EXERCISE DATA -
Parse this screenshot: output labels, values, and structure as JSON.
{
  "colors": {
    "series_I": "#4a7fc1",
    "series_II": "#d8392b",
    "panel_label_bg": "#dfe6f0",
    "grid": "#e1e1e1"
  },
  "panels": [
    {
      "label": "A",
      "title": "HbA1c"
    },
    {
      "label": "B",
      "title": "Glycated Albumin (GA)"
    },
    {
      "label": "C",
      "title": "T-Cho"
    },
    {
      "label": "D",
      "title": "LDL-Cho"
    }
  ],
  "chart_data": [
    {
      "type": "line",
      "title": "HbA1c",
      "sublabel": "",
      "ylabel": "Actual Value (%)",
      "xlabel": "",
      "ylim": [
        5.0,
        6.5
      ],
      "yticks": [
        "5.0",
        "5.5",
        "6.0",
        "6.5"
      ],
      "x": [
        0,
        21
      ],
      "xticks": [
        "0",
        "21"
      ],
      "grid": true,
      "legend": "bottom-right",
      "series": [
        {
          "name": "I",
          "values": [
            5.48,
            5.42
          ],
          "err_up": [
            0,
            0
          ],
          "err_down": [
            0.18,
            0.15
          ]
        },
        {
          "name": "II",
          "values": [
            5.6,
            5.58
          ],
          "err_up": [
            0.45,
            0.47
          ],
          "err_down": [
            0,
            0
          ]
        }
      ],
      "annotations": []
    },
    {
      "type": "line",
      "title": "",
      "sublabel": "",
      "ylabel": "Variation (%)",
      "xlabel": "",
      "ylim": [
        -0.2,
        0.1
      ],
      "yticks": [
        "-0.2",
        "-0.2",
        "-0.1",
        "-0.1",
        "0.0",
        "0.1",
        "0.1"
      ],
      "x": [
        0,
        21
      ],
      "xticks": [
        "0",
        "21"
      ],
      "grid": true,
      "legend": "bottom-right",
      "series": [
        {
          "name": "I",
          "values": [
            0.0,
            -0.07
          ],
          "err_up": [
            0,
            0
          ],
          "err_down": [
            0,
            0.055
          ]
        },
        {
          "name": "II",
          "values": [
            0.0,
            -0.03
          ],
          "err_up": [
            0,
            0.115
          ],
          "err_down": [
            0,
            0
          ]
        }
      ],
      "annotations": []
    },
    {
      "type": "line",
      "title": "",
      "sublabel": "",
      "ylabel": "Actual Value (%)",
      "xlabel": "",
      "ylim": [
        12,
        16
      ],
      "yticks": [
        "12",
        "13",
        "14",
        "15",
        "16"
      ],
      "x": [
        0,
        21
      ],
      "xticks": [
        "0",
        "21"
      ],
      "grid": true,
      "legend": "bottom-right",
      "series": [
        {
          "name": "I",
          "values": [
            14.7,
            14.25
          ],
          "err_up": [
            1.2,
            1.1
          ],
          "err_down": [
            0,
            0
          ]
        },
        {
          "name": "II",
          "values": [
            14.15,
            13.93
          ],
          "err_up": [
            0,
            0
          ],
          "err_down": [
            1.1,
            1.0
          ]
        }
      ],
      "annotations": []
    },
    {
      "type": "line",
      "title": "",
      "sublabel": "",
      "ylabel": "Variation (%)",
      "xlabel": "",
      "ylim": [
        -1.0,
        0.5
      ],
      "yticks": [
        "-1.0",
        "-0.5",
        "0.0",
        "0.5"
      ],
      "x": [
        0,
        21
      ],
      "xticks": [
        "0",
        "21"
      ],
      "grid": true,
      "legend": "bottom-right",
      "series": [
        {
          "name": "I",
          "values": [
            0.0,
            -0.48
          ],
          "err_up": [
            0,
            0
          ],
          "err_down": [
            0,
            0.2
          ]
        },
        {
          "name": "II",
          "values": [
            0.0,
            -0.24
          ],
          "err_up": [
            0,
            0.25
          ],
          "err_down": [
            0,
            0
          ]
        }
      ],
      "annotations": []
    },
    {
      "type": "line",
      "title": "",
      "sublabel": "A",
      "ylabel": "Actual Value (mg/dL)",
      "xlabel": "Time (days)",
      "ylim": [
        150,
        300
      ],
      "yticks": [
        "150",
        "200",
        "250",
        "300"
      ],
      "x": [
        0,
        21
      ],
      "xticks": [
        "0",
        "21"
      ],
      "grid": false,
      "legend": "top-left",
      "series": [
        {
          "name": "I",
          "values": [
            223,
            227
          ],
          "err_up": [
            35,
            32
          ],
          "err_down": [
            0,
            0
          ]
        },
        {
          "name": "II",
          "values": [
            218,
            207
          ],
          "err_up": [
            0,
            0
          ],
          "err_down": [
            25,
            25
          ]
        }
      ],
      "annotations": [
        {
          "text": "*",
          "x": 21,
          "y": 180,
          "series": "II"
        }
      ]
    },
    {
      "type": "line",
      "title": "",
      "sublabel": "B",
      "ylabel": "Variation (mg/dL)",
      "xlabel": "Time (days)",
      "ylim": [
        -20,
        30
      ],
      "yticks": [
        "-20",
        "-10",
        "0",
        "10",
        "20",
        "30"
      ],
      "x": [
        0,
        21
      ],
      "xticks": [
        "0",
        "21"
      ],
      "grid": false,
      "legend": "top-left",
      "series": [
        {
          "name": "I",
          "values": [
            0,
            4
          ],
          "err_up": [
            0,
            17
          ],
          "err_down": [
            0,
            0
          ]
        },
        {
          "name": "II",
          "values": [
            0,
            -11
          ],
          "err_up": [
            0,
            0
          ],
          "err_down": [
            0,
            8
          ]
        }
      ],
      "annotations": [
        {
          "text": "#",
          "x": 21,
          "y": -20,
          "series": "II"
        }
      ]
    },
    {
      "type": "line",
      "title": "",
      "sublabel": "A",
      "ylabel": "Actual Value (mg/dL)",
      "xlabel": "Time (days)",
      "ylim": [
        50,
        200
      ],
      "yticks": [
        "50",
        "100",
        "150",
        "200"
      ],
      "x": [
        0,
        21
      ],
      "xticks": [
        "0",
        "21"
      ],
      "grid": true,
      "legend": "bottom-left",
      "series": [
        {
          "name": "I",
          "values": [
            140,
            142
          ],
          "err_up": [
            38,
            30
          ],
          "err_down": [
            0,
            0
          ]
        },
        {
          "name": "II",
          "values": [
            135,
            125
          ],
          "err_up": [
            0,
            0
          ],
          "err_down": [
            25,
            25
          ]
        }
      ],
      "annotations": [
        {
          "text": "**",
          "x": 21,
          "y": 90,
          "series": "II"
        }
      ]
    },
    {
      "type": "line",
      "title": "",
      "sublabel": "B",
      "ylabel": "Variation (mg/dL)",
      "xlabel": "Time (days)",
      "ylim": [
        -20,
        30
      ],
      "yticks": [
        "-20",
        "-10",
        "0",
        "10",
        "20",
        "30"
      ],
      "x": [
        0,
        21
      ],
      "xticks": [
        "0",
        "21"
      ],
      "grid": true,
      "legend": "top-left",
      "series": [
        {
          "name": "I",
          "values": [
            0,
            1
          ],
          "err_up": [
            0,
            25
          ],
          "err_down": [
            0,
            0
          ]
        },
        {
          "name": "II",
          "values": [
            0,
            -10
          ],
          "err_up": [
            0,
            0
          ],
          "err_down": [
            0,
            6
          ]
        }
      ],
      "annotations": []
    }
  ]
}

YOUR OBJECTIVE -
Repeat all the records. Match each line exactly.

EXERCISE SOLUTION -
Parse this screenshot: output labels, values, and structure as JSON.
{
  "colors": {
    "series_I": "#4a7fc1",
    "series_II": "#d8392b",
    "panel_label_bg": "#dfe6f0",
    "grid": "#e1e1e1"
  },
  "panels": [
    {
      "label": "A",
      "title": "HbA1c"
    },
    {
      "label": "B",
      "title": "Glycated Albumin (GA)"
    },
    {
      "label": "C",
      "title": "T-Cho"
    },
    {
      "label": "D",
      "title": "LDL-Cho"
    }
  ],
  "chart_data": [
    {
      "type": "line",
      "title": "HbA1c",
      "sublabel": "",
      "ylabel": "Actual Value (%)",
      "xlabel": "",
      "ylim": [
        5.0,
        6.5
      ],
      "yticks": [
        "5.0",
        "5.5",
        "6.0",
        "6.5"
      ],
      "x": [
        0,
        21
      ],
      "xticks": [
        "0",
        "21"
      ],
      "grid": true,
      "legend": "bottom-right",
      "series": [
        {
          "name": "I",
          "values": [
            5.48,
            5.42
          ],
          "err_up": [
            0,
            0
          ],
          "err_down": [
            0.18,
            0.15
          ]
        },
        {
          "name": "II",
          "values": [
            5.6,
            5.58
          ],
          "err_up": [
            0.45,
            0.47
          ],
          "err_down": [
            0,
            0
          ]
        }
      ],
      "annotations": []
    },
    {
      "type": "line",
      "title": "",
      "sublabel": "",
      "ylabel": "Variation (%)",
      "xlabel": "",
      "ylim": [
        -0.2,
        0.1
      ],
      "yticks": [
        "-0.2",
        "-0.2",
        "-0.1",
        "-0.1",
        "0.0",
        "0.1",
        "0.1"
      ],
      "x": [
        0,
        21
      ],
      "xticks": [
        "0",
        "21"
      ],
      "grid": true,
      "legend": "bottom-right",
      "series": [
        {
          "name": "I",
          "values": [
            0.0,
            -0.07
          ],
          "err_up": [
            0,
            0
          ],
          "err_down": [
            0,
            0.055
          ]
        },
        {
          "name": "II",
          "values": [
            0.0,
            -0.03
          ],
          "err_up": [
            0,
            0.115
          ],
          "err_down": [
            0,
            0
          ]
        }
      ],
      "annotations": []
    },
    {
      "type": "line",
      "title": "",
      "sublabel": "",
      "ylabel": "Actual Value (%)",
      "xlabel": "",
      "ylim": [
        12,
        16
      ],
      "yticks": [
        "12",
        "13",
        "14",
        "15",
        "16"
      ],
      "x": [
        0,
        21
      ],
      "xticks": [
        "0",
        "21"
      ],
      "grid": true,
      "legend": "bottom-right",
      "series": [
        {
          "name": "I",
          "values": [
            14.7,
            14.25
          ],
          "err_up": [
            1.2,
            1.1
          ],
          "err_down": [
            0,
            0
          ]
        },
        {
          "name": "II",
          "values": [
            14.15,
            13.93
          ],
          "err_up": [
            0,
            0
          ],
          "err_down": [
            1.1,
            1.0
          ]
        }
      ],
      "annotations": []
    },
    {
      "type": "line",
      "title": "",
      "sublabel": "",
      "ylabel": "Variation (%)",
      "xlabel": "",
      "ylim": [
        -1.0,
        0.5
      ],
      "yticks": [
        "-1.0",
        "-0.5",
        "0.0",
        "0.5"
      ],
      "x": [
        0,
        21
      ],
      "xticks": [
        "0",
        "21"
      ],
      "grid": true,
      "legend": "bottom-right",
      "series": [
        {
          "name": "I",
          "values": [
            0.0,
            -0.48
          ],
          "err_up": [
            0,
            0
          ],
          "err_down": [
            0,
            0.2
          ]
        },
        {
          "name": "II",
          "values": [
            0.0,
            -0.24
          ],
          "err_up": [
            0,
            0.25
          ],
          "err_down": [
            0,
            0
          ]
        }
      ],
      "annotations": []
    },
    {
      "type": "line",
      "title": "",
      "sublabel": "A",
      "ylabel": "Actual Value (mg/dL)",
      "xlabel": "Time (days)",
      "ylim": [
        150,
        300
      ],
      "yticks": [
        "150",
        "200",
        "250",
        "300"
      ],
      "x": [
        0,
        21
      ],
      "xticks": [
        "0",
        "21"
      ],
      "grid": false,
      "legend": "top-left",
      "series": [
        {
          "name": "I",
          "values": [
            223,
            227
          ],
          "err_up": [
            35,
            32
          ],
          "err_down": [
            0,
            0
          ]
        },
        {
          "name": "II",
          "values": [
            218,
            207
          ],
          "err_up": [
            0,
            0
          ],
          "err_down": [
            25,
            25
          ]
        }
      ],
      "annotations": [
        {
          "text": "*",
          "x": 21,
          "y": 180,
          "series": "II"
        }
      ]
    },
    {
      "type": "line",
      "title": "",
      "sublabel": "B",
      "ylabel": "Variation (mg/dL)",
      "xlabel": "Time (days)",
      "ylim": [
        -20,
        30
      ],
      "yticks": [
        "-20",
        "-10",
        "0",
        "10",
        "20",
        "30"
      ],
      "x": [
        0,
        21
      ],
      "xticks": [
        "0",
        "21"
      ],
      "grid": false,
      "legend": "top-left",
      "series": [
        {
          "name": "I",
          "values": [
            0,
            4
          ],
          "err_up": [
            0,
            17
          ],
          "err_down": [
            0,
            0
          ]
        },
        {
          "name": "II",
          "values": [
            0,
            -11
          ],
          "err_up": [
            0,
            0
          ],
          "err_down": [
            0,
            8
          ]
        }
      ],
      "annotations": [
        {
          "text": "#",
          "x": 21,
          "y": -20,
          "series": "II"
        }
      ]
    },
    {
      "type": "line",
      "title": "",
      "sublabel": "A",
      "ylabel": "Actual Value (mg/dL)",
      "xlabel": "Time (days)",
      "ylim": [
        50,
        200
      ],
      "yticks": [
        "50",
        "100",
        "150",
        "200"
      ],
      "x": [
        0,
        21
      ],
      "xticks": [
        "0",
        "21"
      ],
      "grid": true,
      "legend": "bottom-left",
      "series": [
        {
          "name": "I",
          "values": [
            140,
            142
          ],
          "err_up": [
            38,
            30
          ],
          "err_down": [
            0,
            0
          ]
        },
        {
          "name": "II",
          "values": [
            135,
            125
          ],
          "err_up": [
            0,
            0
          ],
          "err_down": [
            25,
            25
          ]
        }
      ],
      "annotations": [
        {
          "text": "**",
          "x": 21,
          "y": 90,
          "series": "II"
        }
      ]
    },
    {
      "type": "line",
      "title": "",
      "sublabel": "B",
      "ylabel": "Variation (mg/dL)",
      "xlabel": "Time (days)",
      "ylim": [
        -20,
        30
      ],
      "yticks": [
        "-20",
        "-10",
        "0",
        "10",
        "20",
        "30"
      ],
      "x": [
        0,
        21
      ],
      "xticks": [
        "0",
        "21"
      ],
      "grid": true,
      "legend": "top-left",
      "series": [
        {
          "name": "I",
          "values": [
            0,
            1
          ],
          "err_up": [
            0,
            25
          ],
          "err_down": [
            0,
            0
          ]
        },
        {
          "name": "II",
          "values": [
            0,
            -10
          ],
          "err_up": [
            0,
            0
          ],
          "err_down": [
            0,
            6
          ]
        }
      ],
      "annotations": []
    }
  ]
}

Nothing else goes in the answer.